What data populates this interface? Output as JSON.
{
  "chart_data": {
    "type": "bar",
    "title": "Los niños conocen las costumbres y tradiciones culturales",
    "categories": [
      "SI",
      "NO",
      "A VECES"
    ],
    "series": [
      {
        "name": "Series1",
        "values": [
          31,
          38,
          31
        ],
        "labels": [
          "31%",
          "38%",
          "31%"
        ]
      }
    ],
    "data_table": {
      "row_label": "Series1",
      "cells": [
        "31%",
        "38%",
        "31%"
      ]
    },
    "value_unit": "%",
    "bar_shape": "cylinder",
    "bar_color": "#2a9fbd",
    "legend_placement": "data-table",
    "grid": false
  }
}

^^^^^^^^^^^^^^^^

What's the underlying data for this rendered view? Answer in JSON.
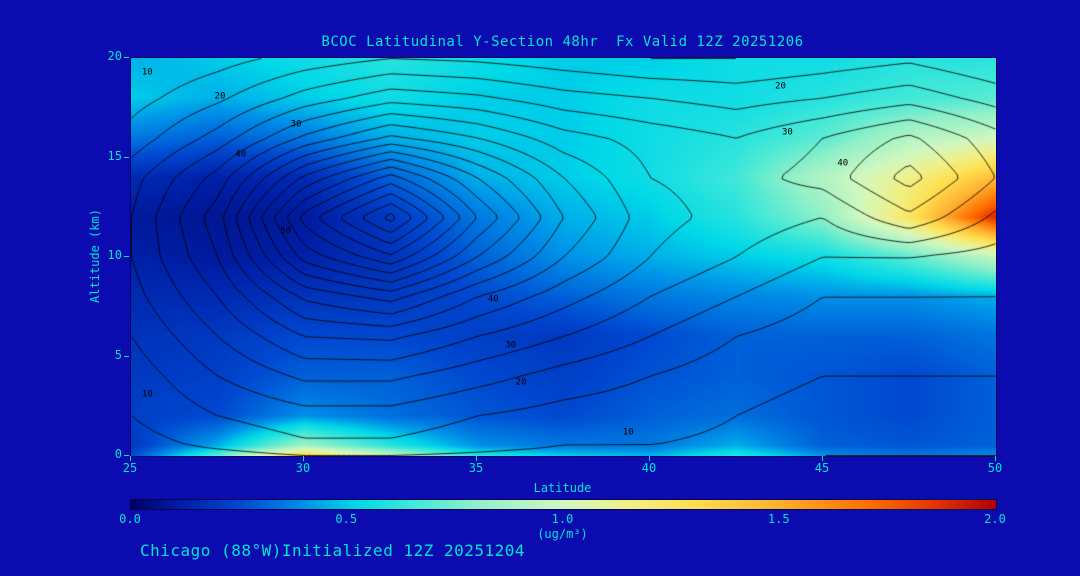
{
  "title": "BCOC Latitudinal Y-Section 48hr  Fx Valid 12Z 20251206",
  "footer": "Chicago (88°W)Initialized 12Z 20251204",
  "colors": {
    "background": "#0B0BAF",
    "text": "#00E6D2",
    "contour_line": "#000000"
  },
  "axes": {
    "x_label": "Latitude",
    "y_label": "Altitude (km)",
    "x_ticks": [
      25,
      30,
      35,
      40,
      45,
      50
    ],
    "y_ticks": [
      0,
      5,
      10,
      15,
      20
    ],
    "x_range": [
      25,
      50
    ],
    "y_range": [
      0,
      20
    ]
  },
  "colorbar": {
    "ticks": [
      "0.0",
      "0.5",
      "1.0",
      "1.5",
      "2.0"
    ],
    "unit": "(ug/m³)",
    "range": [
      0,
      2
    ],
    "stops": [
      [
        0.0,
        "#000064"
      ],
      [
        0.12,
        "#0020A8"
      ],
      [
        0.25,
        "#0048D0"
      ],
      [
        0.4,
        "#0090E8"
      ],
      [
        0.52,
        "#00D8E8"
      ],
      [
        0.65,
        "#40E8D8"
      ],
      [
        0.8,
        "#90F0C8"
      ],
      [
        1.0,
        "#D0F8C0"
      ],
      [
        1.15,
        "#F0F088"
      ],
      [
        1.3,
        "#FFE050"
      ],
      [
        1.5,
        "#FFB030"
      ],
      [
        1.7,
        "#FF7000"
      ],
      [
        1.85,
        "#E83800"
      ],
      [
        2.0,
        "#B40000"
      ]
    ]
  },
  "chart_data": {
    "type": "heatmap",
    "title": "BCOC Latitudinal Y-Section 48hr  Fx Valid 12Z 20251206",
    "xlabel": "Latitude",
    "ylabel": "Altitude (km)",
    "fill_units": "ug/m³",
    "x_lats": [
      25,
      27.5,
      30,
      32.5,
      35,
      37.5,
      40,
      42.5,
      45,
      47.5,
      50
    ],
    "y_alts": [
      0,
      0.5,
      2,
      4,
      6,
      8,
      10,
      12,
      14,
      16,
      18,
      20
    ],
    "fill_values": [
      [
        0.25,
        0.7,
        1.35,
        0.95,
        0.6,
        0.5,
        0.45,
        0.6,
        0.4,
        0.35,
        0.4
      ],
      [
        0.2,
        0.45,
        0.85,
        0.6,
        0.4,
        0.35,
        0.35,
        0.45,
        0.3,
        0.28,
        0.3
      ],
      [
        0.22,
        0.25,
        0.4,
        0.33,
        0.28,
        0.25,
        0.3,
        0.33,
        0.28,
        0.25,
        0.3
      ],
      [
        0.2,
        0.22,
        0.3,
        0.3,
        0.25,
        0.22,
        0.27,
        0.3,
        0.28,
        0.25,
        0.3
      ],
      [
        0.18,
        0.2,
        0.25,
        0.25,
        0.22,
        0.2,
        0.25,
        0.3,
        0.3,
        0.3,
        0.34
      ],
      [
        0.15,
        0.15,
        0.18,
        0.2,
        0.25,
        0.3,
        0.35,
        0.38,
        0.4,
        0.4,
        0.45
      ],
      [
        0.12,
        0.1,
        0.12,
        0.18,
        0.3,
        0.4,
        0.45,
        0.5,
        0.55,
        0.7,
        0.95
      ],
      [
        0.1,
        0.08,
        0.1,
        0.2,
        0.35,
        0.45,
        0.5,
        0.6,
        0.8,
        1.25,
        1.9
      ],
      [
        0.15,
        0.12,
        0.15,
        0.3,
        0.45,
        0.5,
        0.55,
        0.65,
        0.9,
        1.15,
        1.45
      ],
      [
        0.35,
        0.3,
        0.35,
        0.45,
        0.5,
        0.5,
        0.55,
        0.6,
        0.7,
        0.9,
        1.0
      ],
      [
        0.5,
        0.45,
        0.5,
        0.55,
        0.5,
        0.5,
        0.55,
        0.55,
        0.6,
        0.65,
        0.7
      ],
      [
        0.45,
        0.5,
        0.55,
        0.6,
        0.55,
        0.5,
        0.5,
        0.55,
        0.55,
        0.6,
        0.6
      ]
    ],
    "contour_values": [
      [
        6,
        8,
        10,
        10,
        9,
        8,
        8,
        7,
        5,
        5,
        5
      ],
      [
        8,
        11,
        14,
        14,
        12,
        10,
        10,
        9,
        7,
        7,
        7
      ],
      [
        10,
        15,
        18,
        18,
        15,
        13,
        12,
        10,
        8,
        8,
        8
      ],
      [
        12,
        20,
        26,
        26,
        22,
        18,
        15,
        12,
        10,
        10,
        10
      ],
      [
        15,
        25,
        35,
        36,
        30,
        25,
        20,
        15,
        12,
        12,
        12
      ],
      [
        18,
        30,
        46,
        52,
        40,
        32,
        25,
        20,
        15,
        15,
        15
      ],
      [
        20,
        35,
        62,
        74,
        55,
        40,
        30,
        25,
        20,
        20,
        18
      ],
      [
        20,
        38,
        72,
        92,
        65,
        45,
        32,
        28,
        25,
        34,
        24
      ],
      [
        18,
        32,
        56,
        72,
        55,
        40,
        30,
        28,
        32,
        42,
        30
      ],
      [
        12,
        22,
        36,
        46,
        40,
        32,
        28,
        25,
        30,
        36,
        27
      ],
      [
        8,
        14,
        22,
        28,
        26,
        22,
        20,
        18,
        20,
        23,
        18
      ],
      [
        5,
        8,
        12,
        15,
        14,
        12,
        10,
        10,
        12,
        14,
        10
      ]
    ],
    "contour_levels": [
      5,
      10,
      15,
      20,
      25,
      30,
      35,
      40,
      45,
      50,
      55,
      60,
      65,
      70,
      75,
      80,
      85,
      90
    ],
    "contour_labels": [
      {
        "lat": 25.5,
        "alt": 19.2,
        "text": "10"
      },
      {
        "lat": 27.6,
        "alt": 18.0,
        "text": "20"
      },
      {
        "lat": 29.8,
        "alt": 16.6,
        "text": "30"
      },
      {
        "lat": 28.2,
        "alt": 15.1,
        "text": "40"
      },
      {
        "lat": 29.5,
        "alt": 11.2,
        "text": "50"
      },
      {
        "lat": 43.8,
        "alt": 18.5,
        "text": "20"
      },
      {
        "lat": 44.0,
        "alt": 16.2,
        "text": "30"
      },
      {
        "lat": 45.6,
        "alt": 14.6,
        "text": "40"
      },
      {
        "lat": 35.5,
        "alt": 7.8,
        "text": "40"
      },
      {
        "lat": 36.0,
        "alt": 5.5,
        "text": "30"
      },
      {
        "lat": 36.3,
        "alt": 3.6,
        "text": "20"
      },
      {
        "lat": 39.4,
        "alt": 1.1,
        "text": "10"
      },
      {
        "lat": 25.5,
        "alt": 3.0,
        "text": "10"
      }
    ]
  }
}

^^^^^^^^^^^^^^^^

Write out every line of the entries that holds the word "Valid".

  "title": "BCOC Latitudinal Y-Section 48hr  Fx Valid 12Z 20251206",
    "title": "BCOC Latitudinal Y-Section 48hr  Fx Valid 12Z 20251206",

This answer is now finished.